REQUIRED TASK:
Only the number is wanted: count the lines that include the word "我爱我的祖国".

Saved entries
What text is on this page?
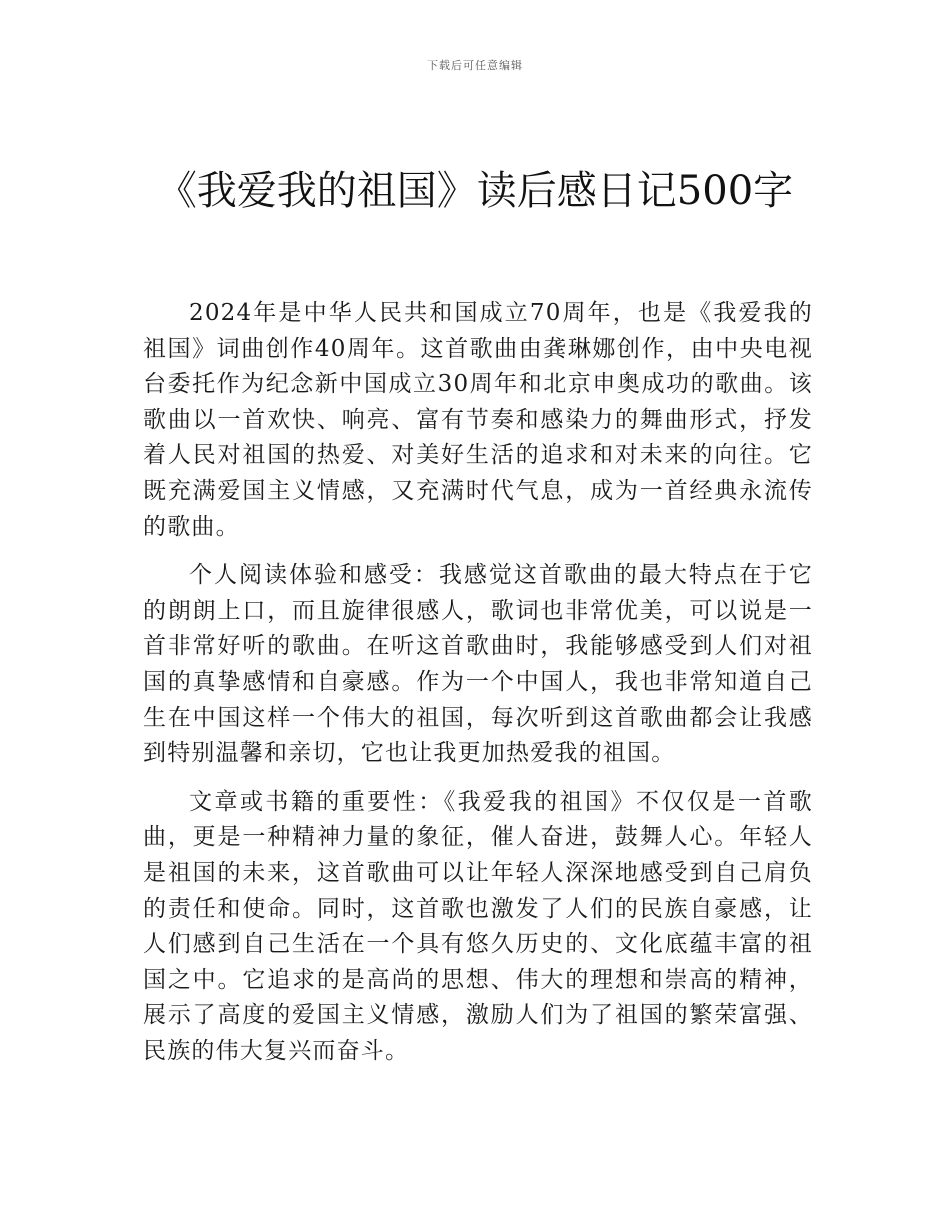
下载后可任意编辑
《我爱我的祖国》读后感日记500字

2024年是中华人民共和国成立70周年，也是《我爱我的祖国》词曲创作40周年。这首歌曲由龚琳娜创作，由中央电视台委托作为纪念新中国成立30周年和北京申奥成功的歌曲。该歌曲以一首欢快、响亮、富有节奏和感染力的舞曲形式，抒发着人民对祖国的热爱、对美好生活的追求和对未来的向往。它既充满爱国主义情感，又充满时代气息，成为一首经典永流传的歌曲。

个人阅读体验和感受：我感觉这首歌曲的最大特点在于它的朗朗上口，而且旋律很感人，歌词也非常优美，可以说是一首非常好听的歌曲。在听这首歌曲时，我能够感受到人们对祖国的真挚感情和自豪感。作为一个中国人，我也非常知道自己生在中国这样一个伟大的祖国，每次听到这首歌曲都会让我感到特别温馨和亲切，它也让我更加热爱我的祖国。

文章或书籍的重要性：《我爱我的祖国》不仅仅是一首歌曲，更是一种精神力量的象征，催人奋进，鼓舞人心。年轻人是祖国的未来，这首歌曲可以让年轻人深深地感受到自己肩负的责任和使命。同时，这首歌也激发了人们的民族自豪感，让人们感到自己生活在一个具有悠久历史的、文化底蕴丰富的祖国之中。它追求的是高尚的思想、伟大的理想和崇高的精神，展示了高度的爱国主义情感，激励人们为了祖国的繁荣富强、民族的伟大复兴而奋斗。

RESPONSE TO THE EXERCISE:
3